:: Exercise details ::
Pull each line containing "Cernea" out of the data and copy it.

:: Source records ::
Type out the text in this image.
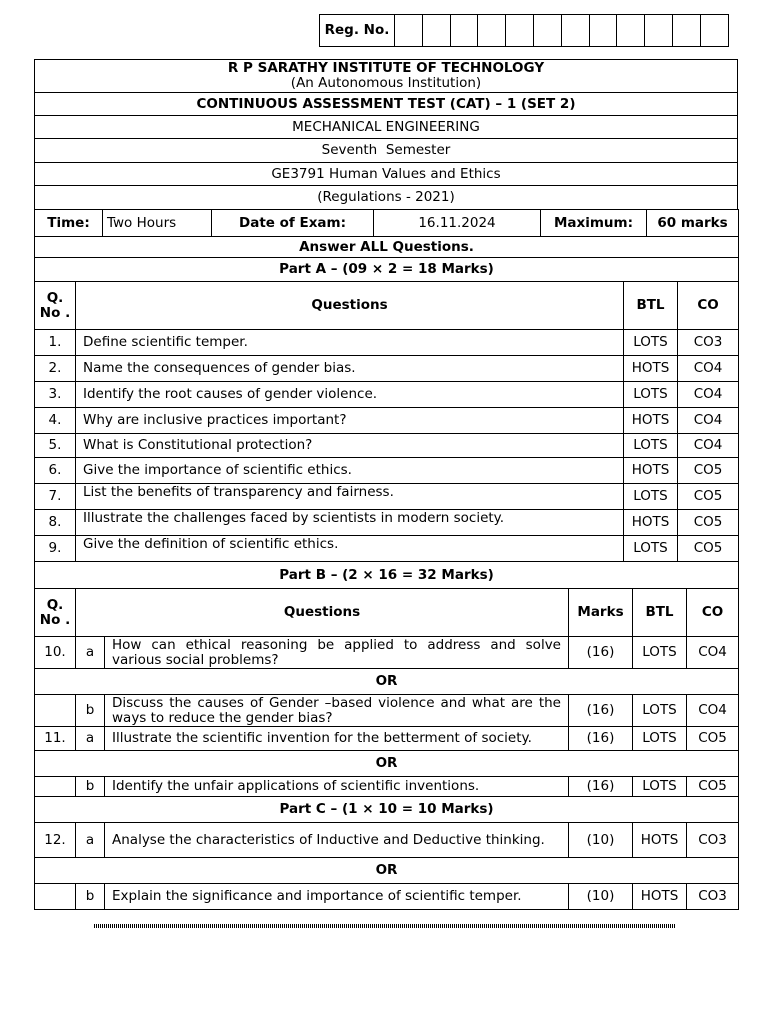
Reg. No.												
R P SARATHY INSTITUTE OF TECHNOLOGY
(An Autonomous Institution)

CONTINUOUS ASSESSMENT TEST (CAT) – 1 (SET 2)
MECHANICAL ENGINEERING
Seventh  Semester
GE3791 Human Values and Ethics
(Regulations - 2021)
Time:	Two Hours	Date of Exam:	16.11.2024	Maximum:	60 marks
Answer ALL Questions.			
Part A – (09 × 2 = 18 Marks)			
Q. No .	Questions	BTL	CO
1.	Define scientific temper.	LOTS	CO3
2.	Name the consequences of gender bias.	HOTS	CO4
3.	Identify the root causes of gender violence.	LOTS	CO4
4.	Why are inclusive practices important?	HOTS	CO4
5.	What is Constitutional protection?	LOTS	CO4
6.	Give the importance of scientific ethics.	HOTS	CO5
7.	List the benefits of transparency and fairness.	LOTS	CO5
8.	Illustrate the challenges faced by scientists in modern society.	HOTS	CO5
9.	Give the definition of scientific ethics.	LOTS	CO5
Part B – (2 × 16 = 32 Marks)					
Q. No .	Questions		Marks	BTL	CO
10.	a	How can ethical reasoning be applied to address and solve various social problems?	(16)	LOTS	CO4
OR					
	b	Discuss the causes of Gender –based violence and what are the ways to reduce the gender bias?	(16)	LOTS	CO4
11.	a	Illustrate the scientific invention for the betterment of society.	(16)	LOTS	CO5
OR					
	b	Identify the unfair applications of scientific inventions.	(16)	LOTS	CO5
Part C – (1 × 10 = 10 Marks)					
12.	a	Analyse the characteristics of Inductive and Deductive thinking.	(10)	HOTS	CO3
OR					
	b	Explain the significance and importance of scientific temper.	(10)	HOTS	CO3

* * *

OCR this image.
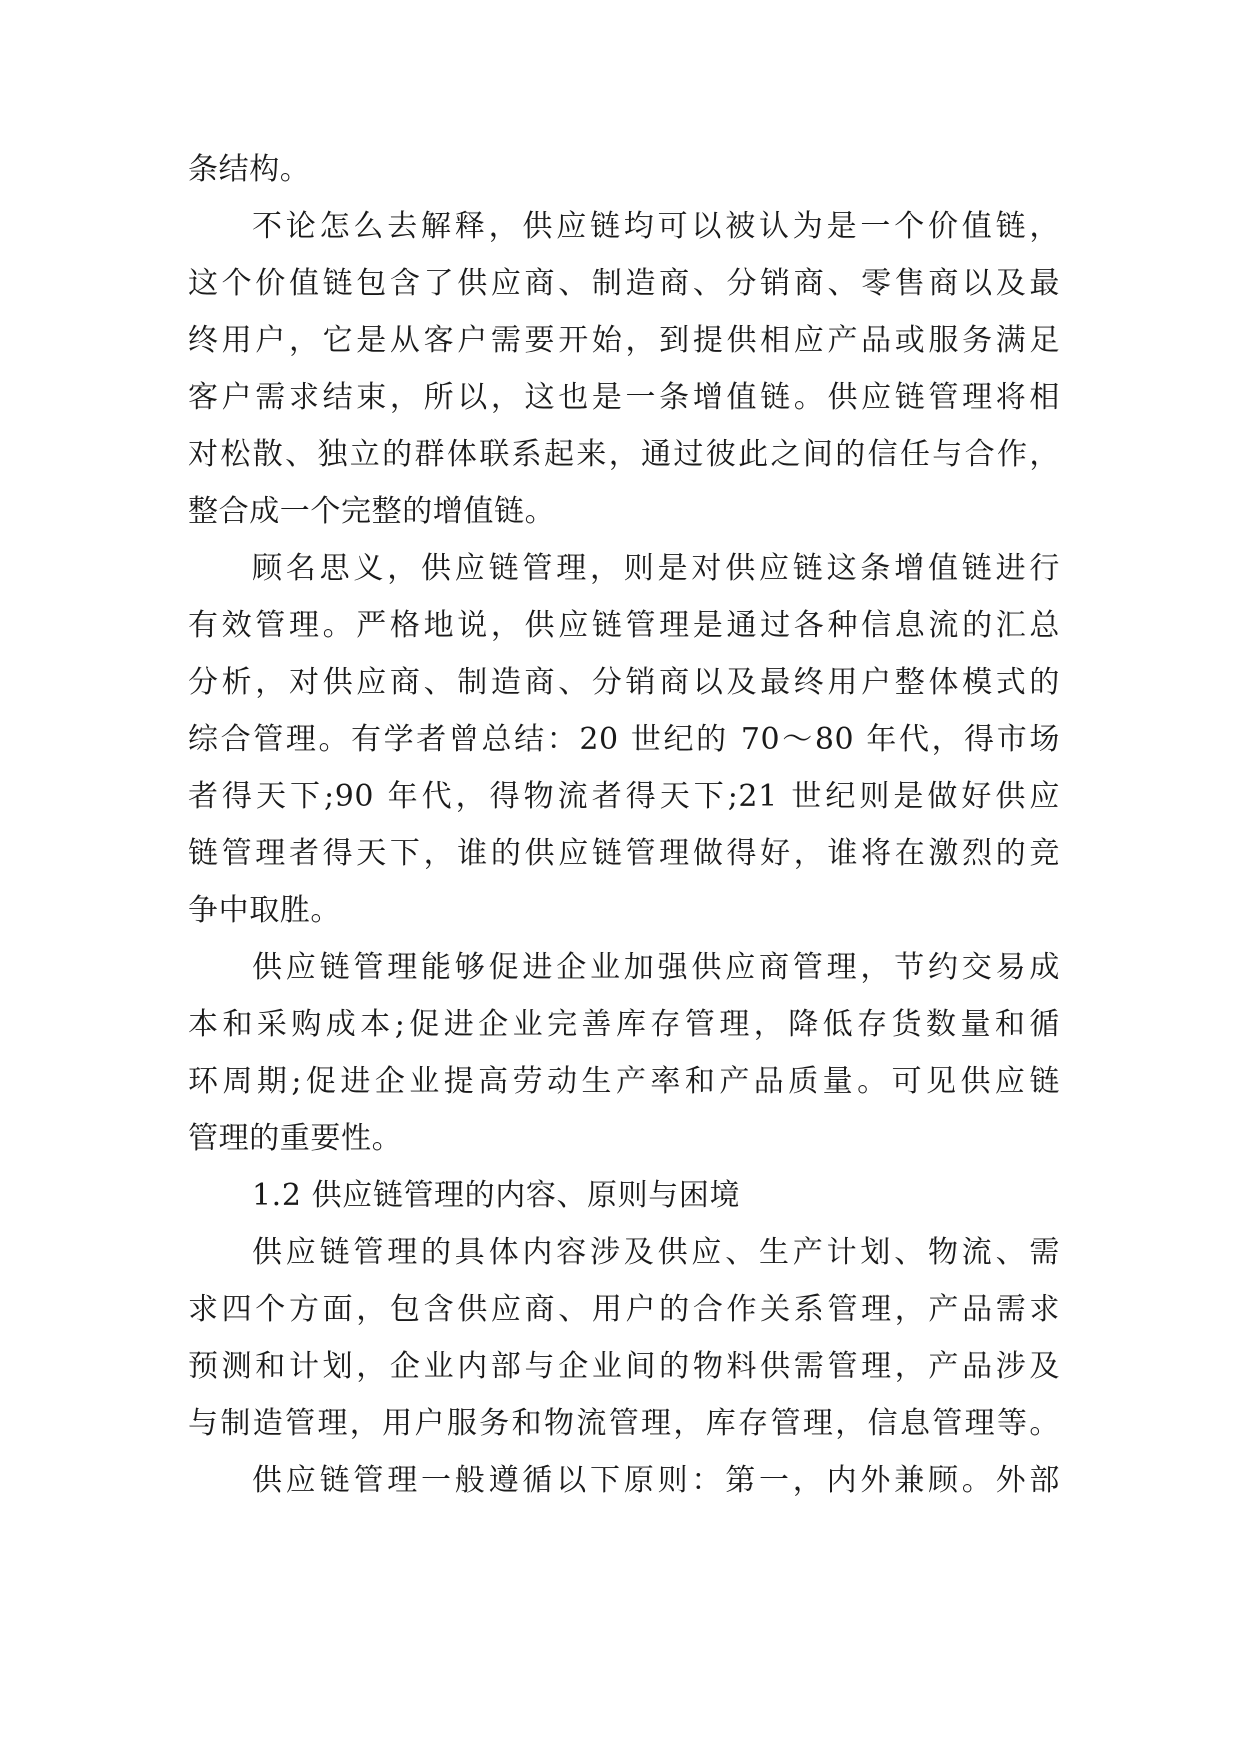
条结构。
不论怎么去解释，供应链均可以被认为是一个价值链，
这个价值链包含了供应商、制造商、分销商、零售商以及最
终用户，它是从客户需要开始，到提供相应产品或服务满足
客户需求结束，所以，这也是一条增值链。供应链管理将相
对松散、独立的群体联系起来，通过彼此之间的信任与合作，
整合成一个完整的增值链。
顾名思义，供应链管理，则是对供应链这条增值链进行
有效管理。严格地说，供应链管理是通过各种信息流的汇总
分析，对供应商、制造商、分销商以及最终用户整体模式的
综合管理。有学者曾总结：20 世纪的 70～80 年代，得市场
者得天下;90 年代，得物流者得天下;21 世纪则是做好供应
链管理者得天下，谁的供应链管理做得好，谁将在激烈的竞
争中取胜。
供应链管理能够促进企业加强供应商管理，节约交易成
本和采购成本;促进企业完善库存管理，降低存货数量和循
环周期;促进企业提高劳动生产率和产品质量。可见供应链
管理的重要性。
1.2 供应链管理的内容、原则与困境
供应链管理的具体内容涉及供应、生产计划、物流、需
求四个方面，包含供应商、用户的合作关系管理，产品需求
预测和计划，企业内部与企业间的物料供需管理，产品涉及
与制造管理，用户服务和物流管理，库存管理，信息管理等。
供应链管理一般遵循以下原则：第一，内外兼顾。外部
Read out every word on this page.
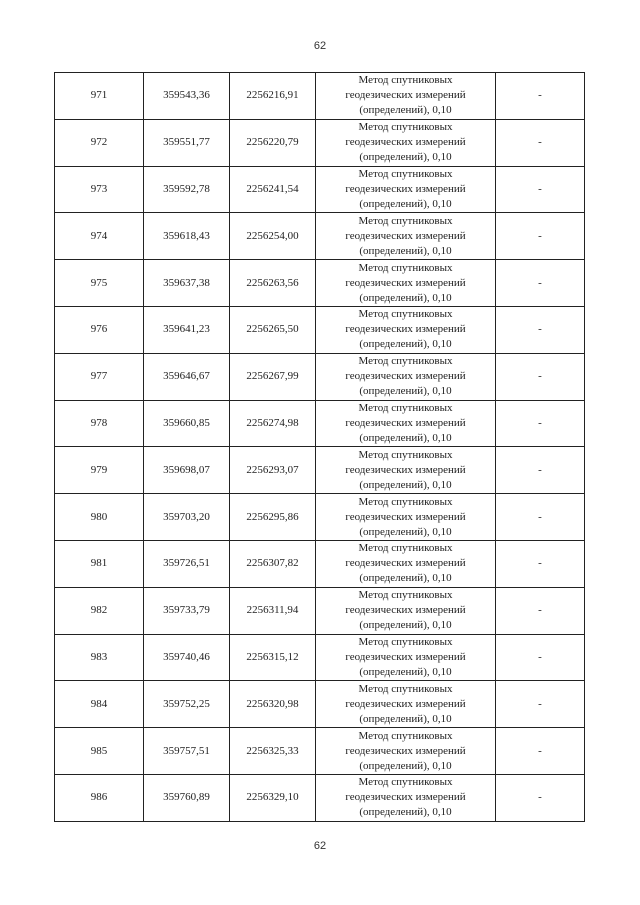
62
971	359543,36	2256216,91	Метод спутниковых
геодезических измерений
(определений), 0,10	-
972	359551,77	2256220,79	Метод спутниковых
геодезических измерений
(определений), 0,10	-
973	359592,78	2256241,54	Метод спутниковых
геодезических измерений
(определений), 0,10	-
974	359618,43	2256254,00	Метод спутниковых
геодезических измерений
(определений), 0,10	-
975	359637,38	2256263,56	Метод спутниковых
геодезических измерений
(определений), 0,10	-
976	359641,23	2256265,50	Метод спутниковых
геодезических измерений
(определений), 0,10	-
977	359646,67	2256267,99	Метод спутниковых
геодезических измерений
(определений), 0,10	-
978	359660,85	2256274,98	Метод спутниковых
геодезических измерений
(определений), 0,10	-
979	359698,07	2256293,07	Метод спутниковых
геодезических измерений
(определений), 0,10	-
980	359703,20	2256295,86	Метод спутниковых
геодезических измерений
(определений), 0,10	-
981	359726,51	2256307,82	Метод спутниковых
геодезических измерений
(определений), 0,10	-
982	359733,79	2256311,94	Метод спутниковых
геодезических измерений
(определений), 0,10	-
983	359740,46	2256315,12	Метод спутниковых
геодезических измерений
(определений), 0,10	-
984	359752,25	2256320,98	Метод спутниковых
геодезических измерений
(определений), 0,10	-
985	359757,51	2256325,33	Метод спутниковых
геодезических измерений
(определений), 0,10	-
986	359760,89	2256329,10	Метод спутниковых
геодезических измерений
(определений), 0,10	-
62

==

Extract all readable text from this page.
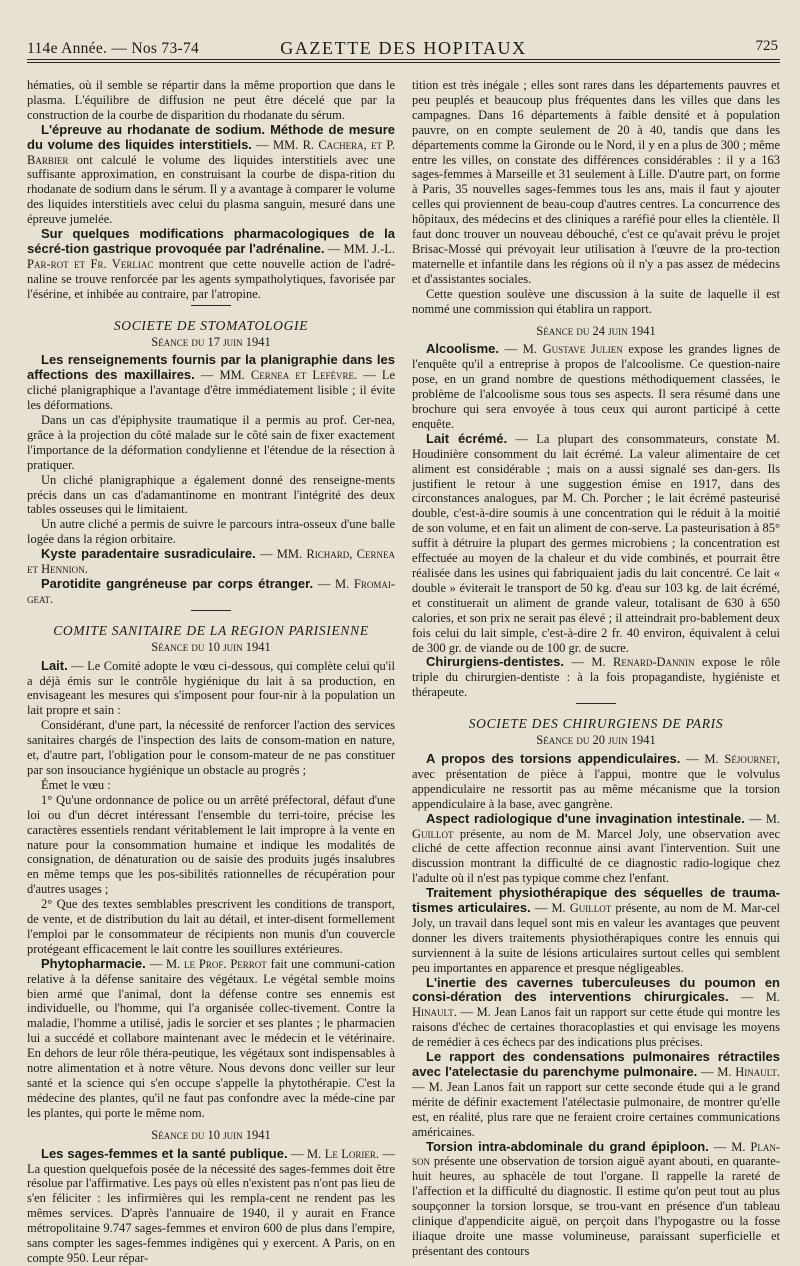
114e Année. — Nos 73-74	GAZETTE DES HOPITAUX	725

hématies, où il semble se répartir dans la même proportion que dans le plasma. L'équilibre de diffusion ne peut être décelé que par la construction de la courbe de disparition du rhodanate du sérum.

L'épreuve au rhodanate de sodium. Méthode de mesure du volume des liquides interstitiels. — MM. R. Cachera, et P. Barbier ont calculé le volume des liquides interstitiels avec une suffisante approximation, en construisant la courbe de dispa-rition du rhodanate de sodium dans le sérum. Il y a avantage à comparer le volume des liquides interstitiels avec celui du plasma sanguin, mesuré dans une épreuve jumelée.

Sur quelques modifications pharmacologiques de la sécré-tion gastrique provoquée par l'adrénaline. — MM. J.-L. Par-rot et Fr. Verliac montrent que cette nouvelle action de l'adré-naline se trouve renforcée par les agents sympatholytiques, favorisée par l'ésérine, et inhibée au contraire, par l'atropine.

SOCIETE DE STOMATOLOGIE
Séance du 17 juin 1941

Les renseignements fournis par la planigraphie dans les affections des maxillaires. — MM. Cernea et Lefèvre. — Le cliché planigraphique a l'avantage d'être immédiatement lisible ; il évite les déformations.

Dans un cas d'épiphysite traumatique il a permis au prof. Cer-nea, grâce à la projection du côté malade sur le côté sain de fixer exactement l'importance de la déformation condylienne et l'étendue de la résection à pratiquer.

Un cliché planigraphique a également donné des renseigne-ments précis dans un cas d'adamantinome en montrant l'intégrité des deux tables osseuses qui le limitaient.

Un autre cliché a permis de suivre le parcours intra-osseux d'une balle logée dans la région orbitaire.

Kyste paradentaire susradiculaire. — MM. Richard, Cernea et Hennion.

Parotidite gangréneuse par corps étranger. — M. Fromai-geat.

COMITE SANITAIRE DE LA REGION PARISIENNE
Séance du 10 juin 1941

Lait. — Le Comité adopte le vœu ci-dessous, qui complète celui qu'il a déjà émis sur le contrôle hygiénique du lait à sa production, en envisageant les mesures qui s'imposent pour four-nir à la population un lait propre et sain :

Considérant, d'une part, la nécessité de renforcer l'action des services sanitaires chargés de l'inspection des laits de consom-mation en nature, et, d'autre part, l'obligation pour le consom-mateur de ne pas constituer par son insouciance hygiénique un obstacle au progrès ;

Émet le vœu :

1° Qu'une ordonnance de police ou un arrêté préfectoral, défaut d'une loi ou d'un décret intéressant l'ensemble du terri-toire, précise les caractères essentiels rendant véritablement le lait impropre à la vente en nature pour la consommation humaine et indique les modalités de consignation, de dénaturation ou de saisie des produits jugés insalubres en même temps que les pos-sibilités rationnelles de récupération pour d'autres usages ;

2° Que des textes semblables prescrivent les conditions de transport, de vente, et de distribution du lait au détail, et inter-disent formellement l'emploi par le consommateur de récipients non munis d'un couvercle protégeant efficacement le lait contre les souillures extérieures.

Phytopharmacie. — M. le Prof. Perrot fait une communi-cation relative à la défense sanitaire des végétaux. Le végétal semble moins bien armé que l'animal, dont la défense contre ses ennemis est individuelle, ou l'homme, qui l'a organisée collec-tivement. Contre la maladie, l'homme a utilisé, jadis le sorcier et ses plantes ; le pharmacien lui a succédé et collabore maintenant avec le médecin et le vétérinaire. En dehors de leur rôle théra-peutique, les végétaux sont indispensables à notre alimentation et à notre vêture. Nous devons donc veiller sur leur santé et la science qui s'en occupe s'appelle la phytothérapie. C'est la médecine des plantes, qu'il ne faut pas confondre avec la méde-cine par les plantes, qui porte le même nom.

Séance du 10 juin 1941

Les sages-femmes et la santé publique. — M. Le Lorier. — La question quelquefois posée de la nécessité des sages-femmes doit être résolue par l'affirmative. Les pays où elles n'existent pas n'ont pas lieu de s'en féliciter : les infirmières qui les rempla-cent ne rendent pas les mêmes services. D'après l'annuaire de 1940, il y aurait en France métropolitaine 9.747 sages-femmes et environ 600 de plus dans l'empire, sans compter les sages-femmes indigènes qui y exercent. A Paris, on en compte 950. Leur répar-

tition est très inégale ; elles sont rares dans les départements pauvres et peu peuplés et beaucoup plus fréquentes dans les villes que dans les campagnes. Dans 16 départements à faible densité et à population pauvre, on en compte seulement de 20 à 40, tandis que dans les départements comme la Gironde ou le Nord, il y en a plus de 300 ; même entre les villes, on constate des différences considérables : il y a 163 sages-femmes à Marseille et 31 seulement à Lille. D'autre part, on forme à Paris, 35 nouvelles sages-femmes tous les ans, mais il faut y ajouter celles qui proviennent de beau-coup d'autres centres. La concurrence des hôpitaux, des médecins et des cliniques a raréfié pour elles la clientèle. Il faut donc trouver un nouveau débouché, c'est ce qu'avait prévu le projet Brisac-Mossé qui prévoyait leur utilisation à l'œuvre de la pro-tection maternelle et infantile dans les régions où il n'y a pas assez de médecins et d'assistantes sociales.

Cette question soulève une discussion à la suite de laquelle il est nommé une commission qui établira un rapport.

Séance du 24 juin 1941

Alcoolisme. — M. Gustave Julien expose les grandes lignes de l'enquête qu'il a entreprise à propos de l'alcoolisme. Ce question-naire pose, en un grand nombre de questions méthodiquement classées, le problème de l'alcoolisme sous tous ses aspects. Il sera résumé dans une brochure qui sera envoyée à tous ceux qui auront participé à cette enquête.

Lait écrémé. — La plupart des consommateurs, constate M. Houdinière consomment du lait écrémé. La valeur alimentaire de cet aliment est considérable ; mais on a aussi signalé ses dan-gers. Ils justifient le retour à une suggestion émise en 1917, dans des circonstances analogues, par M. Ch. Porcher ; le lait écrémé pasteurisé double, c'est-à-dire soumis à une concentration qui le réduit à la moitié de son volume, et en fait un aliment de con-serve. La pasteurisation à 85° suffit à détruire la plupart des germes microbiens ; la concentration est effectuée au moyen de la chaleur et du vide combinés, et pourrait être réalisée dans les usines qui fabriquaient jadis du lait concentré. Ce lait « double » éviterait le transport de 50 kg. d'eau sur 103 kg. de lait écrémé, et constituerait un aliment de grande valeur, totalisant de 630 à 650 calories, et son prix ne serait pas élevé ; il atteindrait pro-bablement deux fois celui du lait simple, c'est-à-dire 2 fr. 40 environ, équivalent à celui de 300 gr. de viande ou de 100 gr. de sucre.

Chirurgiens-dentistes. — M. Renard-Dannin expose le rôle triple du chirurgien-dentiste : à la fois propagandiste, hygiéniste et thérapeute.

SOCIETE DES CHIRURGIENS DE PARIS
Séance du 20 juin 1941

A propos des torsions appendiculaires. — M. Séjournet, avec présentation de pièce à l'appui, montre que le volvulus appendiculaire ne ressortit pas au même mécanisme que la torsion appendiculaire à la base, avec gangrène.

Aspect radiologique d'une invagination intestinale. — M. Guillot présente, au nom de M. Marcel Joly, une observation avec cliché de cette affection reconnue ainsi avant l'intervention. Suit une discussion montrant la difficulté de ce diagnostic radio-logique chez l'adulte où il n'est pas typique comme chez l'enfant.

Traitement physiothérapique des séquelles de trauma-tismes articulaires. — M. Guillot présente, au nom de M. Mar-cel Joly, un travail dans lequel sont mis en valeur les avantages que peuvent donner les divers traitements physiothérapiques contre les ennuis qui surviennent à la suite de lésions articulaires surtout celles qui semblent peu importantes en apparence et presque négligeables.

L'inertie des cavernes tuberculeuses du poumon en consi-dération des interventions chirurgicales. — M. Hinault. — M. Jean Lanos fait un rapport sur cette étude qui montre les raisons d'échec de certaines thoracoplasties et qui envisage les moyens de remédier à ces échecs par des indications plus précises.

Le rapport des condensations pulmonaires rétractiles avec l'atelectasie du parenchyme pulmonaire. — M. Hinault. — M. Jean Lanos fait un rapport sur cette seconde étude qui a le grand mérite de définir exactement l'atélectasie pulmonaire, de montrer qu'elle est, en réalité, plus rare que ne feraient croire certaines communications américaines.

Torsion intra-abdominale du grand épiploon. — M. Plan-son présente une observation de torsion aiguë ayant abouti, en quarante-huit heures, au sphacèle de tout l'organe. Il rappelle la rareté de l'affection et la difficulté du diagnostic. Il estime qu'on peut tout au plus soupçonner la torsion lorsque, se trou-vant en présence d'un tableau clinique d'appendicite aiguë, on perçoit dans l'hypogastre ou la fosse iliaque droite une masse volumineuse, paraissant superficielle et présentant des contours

:: Exercise answer ::
Les renseignements fournis par la planigraphie dans les affections des maxillaires. — MM. Cernea et Lefèvre. — Le cliché planigraphique a l'avantage d'être immédiatement lisible ; il évite les déformations.
Kyste paradentaire susradiculaire. — MM. Richard, Cernea et Hennion.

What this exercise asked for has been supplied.